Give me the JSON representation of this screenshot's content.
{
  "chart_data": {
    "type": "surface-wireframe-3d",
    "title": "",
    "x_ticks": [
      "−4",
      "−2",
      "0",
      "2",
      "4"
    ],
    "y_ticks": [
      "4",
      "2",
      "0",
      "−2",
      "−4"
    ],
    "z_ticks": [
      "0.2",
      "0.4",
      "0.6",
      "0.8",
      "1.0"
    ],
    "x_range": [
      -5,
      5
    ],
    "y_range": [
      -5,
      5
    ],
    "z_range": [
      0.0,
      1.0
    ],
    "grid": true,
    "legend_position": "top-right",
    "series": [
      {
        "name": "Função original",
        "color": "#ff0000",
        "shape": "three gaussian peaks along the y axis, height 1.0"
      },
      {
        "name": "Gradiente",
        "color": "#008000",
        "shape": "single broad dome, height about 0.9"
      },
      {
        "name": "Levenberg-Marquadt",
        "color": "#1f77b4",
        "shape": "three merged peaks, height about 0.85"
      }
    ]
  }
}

* Your objective
Search the listing above for the string "shape". Copy every line that contains it.

* Task solution
        "shape": "three gaussian peaks along the y axis, height 1.0"
        "shape": "single broad dome, height about 0.9"
        "shape": "three merged peaks, height about 0.85"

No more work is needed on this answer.